Dataset records
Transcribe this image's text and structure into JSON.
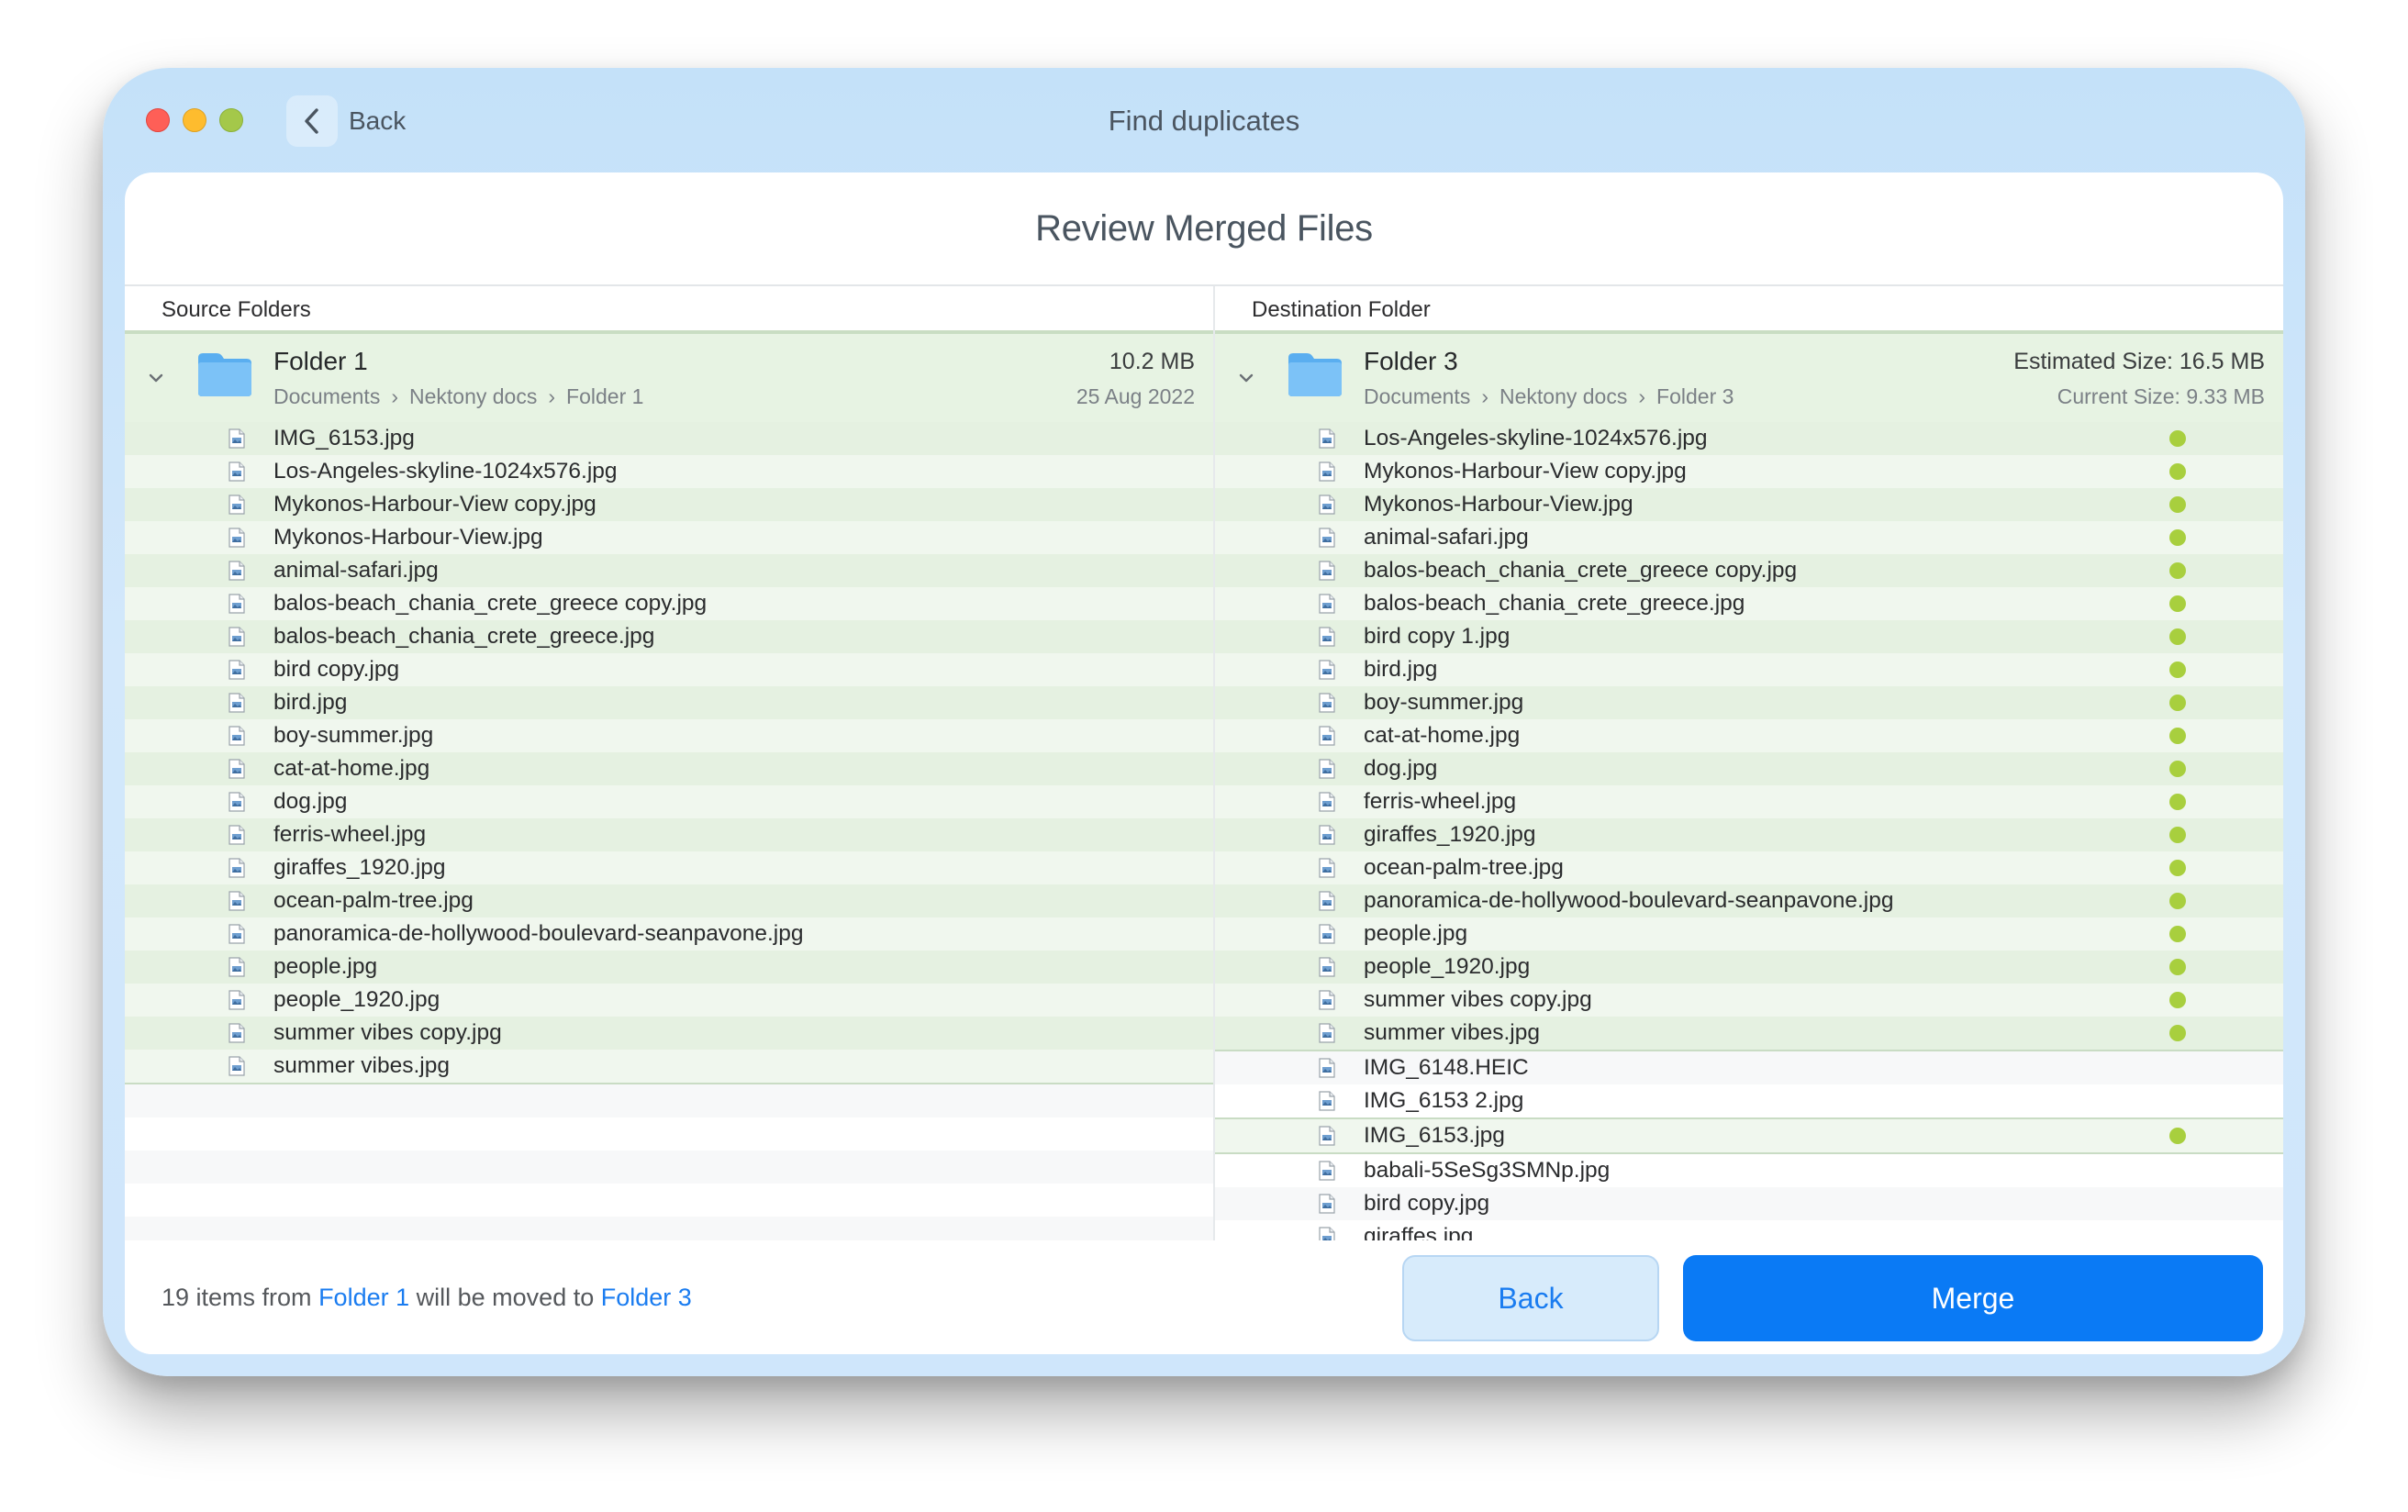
{
  "window": {
    "title": "Find duplicates",
    "back_label": "Back"
  },
  "panel": {
    "title": "Review Merged Files"
  },
  "source": {
    "header": "Source Folders",
    "folder": {
      "name": "Folder 1",
      "path": [
        "Documents",
        "Nektony docs",
        "Folder 1"
      ],
      "size": "10.2 MB",
      "date": "25 Aug 2022"
    },
    "files": [
      "IMG_6153.jpg",
      "Los-Angeles-skyline-1024x576.jpg",
      "Mykonos-Harbour-View copy.jpg",
      "Mykonos-Harbour-View.jpg",
      "animal-safari.jpg",
      "balos-beach_chania_crete_greece copy.jpg",
      "balos-beach_chania_crete_greece.jpg",
      "bird copy.jpg",
      "bird.jpg",
      "boy-summer.jpg",
      "cat-at-home.jpg",
      "dog.jpg",
      "ferris-wheel.jpg",
      "giraffes_1920.jpg",
      "ocean-palm-tree.jpg",
      "panoramica-de-hollywood-boulevard-seanpavone.jpg",
      "people.jpg",
      "people_1920.jpg",
      "summer vibes copy.jpg",
      "summer vibes.jpg"
    ]
  },
  "destination": {
    "header": "Destination Folder",
    "folder": {
      "name": "Folder 3",
      "path": [
        "Documents",
        "Nektony docs",
        "Folder 3"
      ],
      "estimated_size": "Estimated Size: 16.5 MB",
      "current_size": "Current Size: 9.33 MB"
    },
    "files": [
      {
        "name": "Los-Angeles-skyline-1024x576.jpg",
        "moved": true
      },
      {
        "name": "Mykonos-Harbour-View copy.jpg",
        "moved": true
      },
      {
        "name": "Mykonos-Harbour-View.jpg",
        "moved": true
      },
      {
        "name": "animal-safari.jpg",
        "moved": true
      },
      {
        "name": "balos-beach_chania_crete_greece copy.jpg",
        "moved": true
      },
      {
        "name": "balos-beach_chania_crete_greece.jpg",
        "moved": true
      },
      {
        "name": "bird copy 1.jpg",
        "moved": true
      },
      {
        "name": "bird.jpg",
        "moved": true
      },
      {
        "name": "boy-summer.jpg",
        "moved": true
      },
      {
        "name": "cat-at-home.jpg",
        "moved": true
      },
      {
        "name": "dog.jpg",
        "moved": true
      },
      {
        "name": "ferris-wheel.jpg",
        "moved": true
      },
      {
        "name": "giraffes_1920.jpg",
        "moved": true
      },
      {
        "name": "ocean-palm-tree.jpg",
        "moved": true
      },
      {
        "name": "panoramica-de-hollywood-boulevard-seanpavone.jpg",
        "moved": true
      },
      {
        "name": "people.jpg",
        "moved": true
      },
      {
        "name": "people_1920.jpg",
        "moved": true
      },
      {
        "name": "summer vibes copy.jpg",
        "moved": true
      },
      {
        "name": "summer vibes.jpg",
        "moved": true
      },
      {
        "name": "IMG_6148.HEIC",
        "moved": false
      },
      {
        "name": "IMG_6153 2.jpg",
        "moved": false
      },
      {
        "name": "IMG_6153.jpg",
        "moved": true
      },
      {
        "name": "babali-5SeSg3SMNp.jpg",
        "moved": false
      },
      {
        "name": "bird copy.jpg",
        "moved": false
      },
      {
        "name": "giraffes.jpg",
        "moved": false
      }
    ]
  },
  "footer": {
    "count_text": "19 items from",
    "source_link": "Folder 1",
    "middle_text": "will be moved to",
    "dest_link": "Folder 3",
    "back_button": "Back",
    "merge_button": "Merge"
  },
  "colors": {
    "accent": "#0a7af5",
    "moved_dot": "#a8cf3e",
    "moved_row": "#e7f3e3"
  }
}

__What you should do__:
Copy every line in the records above that contains the word "balos".

__Finished exercise__:
      "balos-beach_chania_crete_greece copy.jpg",
      "balos-beach_chania_crete_greece.jpg",
        "name": "balos-beach_chania_crete_greece copy.jpg",
        "name": "balos-beach_chania_crete_greece.jpg",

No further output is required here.